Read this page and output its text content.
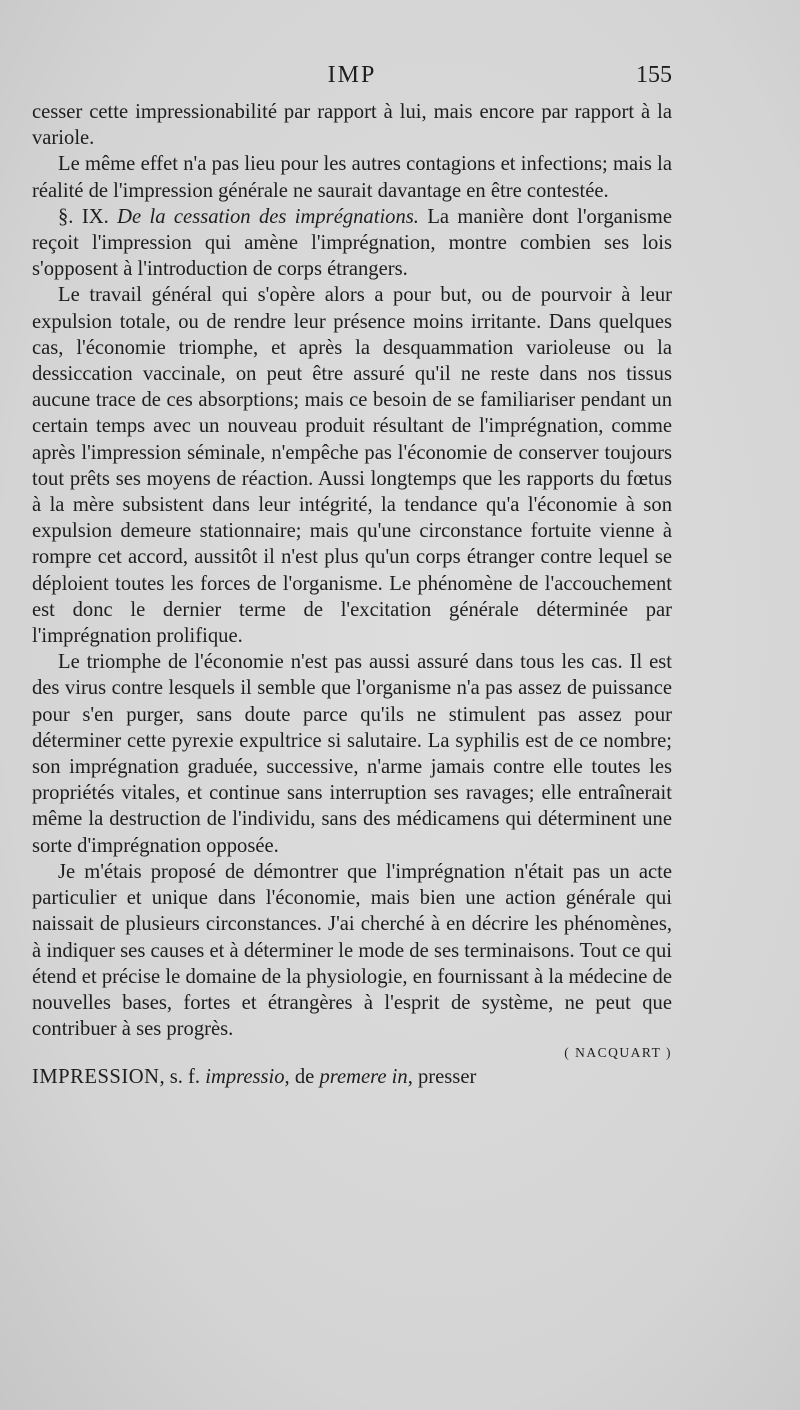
IMP	155

cesser cette impressionabilité par rapport à lui, mais encore par rapport à la variole.

Le même effet n'a pas lieu pour les autres contagions et infections; mais la réalité de l'impression générale ne saurait davantage en être contestée.

§. IX. De la cessation des imprégnations. La manière dont l'organisme reçoit l'impression qui amène l'imprégnation, montre combien ses lois s'opposent à l'introduction de corps étrangers.

Le travail général qui s'opère alors a pour but, ou de pourvoir à leur expulsion totale, ou de rendre leur présence moins irritante. Dans quelques cas, l'économie triomphe, et après la desquammation varioleuse ou la dessiccation vaccinale, on peut être assuré qu'il ne reste dans nos tissus aucune trace de ces absorptions; mais ce besoin de se familiariser pendant un certain temps avec un nouveau produit résultant de l'imprégnation, comme après l'impression séminale, n'empêche pas l'économie de conserver toujours tout prêts ses moyens de réaction. Aussi longtemps que les rapports du fœtus à la mère subsistent dans leur intégrité, la tendance qu'a l'économie à son expulsion demeure stationnaire; mais qu'une circonstance fortuite vienne à rompre cet accord, aussitôt il n'est plus qu'un corps étranger contre lequel se déploient toutes les forces de l'organisme. Le phénomène de l'accouchement est donc le dernier terme de l'excitation générale déterminée par l'imprégnation prolifique.

Le triomphe de l'économie n'est pas aussi assuré dans tous les cas. Il est des virus contre lesquels il semble que l'organisme n'a pas assez de puissance pour s'en purger, sans doute parce qu'ils ne stimulent pas assez pour déterminer cette pyrexie expultrice si salutaire. La syphilis est de ce nombre; son imprégnation graduée, successive, n'arme jamais contre elle toutes les propriétés vitales, et continue sans interruption ses ravages; elle entraînerait même la destruction de l'individu, sans des médicamens qui déterminent une sorte d'imprégnation opposée.

Je m'étais proposé de démontrer que l'imprégnation n'était pas un acte particulier et unique dans l'économie, mais bien une action générale qui naissait de plusieurs circonstances. J'ai cherché à en décrire les phénomènes, à indiquer ses causes et à déterminer le mode de ses terminaisons. Tout ce qui étend et précise le domaine de la physiologie, en fournissant à la médecine de nouvelles bases, fortes et étrangères à l'esprit de système, ne peut que contribuer à ses progrès.

( NACQUART )

IMPRESSION, s. f. impressio, de premere in, presser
━━━━━━━━━━
(What you need to do) Report the number of lines in these entries that hold the word "cette". Add nothing else.

(Exercise answer) 2